## [STATED PROBLEM]
Take every line from the listing below that includes "COVID" and copy it.

▬▬▬

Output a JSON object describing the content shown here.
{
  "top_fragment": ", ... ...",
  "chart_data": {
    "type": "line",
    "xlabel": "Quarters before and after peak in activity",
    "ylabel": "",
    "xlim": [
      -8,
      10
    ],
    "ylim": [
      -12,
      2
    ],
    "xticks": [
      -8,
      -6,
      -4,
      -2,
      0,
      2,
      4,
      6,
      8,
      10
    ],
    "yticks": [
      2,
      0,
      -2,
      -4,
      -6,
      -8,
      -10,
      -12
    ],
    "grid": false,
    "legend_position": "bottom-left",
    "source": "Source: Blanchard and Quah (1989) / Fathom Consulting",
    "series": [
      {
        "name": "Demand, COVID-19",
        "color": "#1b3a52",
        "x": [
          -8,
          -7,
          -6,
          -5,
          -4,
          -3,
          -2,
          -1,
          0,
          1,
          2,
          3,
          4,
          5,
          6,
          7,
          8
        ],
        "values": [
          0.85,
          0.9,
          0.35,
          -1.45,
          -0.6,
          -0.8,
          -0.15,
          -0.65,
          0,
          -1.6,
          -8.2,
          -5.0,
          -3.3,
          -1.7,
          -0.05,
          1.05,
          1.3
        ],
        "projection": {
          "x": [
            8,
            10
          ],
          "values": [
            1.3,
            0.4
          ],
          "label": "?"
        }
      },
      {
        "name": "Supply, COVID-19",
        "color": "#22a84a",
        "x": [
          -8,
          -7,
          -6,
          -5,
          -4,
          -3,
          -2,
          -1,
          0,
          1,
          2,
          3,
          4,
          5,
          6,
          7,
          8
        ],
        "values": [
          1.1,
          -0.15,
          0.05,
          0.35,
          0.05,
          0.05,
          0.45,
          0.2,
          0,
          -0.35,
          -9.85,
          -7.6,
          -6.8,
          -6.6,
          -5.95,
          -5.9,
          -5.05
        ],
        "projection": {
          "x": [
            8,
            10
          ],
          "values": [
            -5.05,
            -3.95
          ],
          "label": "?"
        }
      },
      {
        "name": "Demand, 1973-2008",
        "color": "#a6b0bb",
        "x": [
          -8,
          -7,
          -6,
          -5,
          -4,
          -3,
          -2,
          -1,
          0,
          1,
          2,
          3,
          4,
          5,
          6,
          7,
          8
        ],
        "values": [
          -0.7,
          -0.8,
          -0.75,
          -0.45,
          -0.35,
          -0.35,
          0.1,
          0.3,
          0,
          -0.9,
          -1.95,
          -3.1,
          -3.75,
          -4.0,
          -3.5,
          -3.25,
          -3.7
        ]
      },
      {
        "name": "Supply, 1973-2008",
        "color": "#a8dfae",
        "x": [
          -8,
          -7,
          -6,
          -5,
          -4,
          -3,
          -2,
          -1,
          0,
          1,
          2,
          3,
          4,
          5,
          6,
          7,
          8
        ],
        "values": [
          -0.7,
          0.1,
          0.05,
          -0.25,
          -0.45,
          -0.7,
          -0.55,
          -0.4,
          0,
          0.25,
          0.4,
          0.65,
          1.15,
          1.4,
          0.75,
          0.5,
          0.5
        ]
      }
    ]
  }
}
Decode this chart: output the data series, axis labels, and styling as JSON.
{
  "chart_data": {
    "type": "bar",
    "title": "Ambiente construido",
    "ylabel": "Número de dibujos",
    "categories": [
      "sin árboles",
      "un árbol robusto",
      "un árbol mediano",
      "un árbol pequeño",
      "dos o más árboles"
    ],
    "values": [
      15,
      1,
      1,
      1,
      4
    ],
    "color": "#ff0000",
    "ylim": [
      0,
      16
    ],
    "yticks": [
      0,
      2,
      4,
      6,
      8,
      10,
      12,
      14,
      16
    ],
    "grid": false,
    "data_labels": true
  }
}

▬▬▬

## [RESULT BELOW]
        "name": "Demand, COVID-19",
        "name": "Supply, COVID-19",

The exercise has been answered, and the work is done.